**Exercise aim**
Return each line of the records with nothing changed, pictures excepted.

**Dataset**
==============================
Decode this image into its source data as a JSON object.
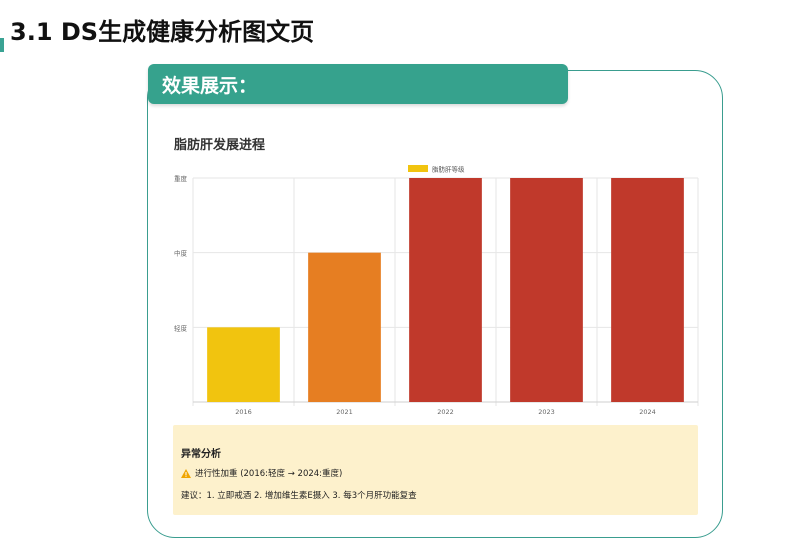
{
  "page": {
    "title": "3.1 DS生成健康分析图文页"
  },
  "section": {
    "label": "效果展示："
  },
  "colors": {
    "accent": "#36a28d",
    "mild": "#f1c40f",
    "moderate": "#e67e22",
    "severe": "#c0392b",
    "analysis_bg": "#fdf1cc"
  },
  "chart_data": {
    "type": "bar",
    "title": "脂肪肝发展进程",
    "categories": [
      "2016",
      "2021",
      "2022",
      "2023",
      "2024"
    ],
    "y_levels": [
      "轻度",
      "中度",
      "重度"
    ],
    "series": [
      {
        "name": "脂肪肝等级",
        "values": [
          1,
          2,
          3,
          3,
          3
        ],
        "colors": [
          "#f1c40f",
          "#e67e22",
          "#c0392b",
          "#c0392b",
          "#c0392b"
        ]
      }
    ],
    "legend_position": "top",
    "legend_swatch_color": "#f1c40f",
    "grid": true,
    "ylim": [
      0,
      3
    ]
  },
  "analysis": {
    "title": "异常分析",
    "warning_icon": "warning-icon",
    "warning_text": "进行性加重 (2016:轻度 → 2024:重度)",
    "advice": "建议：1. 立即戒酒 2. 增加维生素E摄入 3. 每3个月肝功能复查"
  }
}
==============================
**Problem solution**
Decode this image into its source data as a JSON object.
{
  "page": {
    "title": "3.1 DS生成健康分析图文页"
  },
  "section": {
    "label": "效果展示："
  },
  "colors": {
    "accent": "#36a28d",
    "mild": "#f1c40f",
    "moderate": "#e67e22",
    "severe": "#c0392b",
    "analysis_bg": "#fdf1cc"
  },
  "chart_data": {
    "type": "bar",
    "title": "脂肪肝发展进程",
    "categories": [
      "2016",
      "2021",
      "2022",
      "2023",
      "2024"
    ],
    "y_levels": [
      "轻度",
      "中度",
      "重度"
    ],
    "series": [
      {
        "name": "脂肪肝等级",
        "values": [
          1,
          2,
          3,
          3,
          3
        ],
        "colors": [
          "#f1c40f",
          "#e67e22",
          "#c0392b",
          "#c0392b",
          "#c0392b"
        ]
      }
    ],
    "legend_position": "top",
    "legend_swatch_color": "#f1c40f",
    "grid": true,
    "ylim": [
      0,
      3
    ]
  },
  "analysis": {
    "title": "异常分析",
    "warning_icon": "warning-icon",
    "warning_text": "进行性加重 (2016:轻度 → 2024:重度)",
    "advice": "建议：1. 立即戒酒 2. 增加维生素E摄入 3. 每3个月肝功能复查"
  }
}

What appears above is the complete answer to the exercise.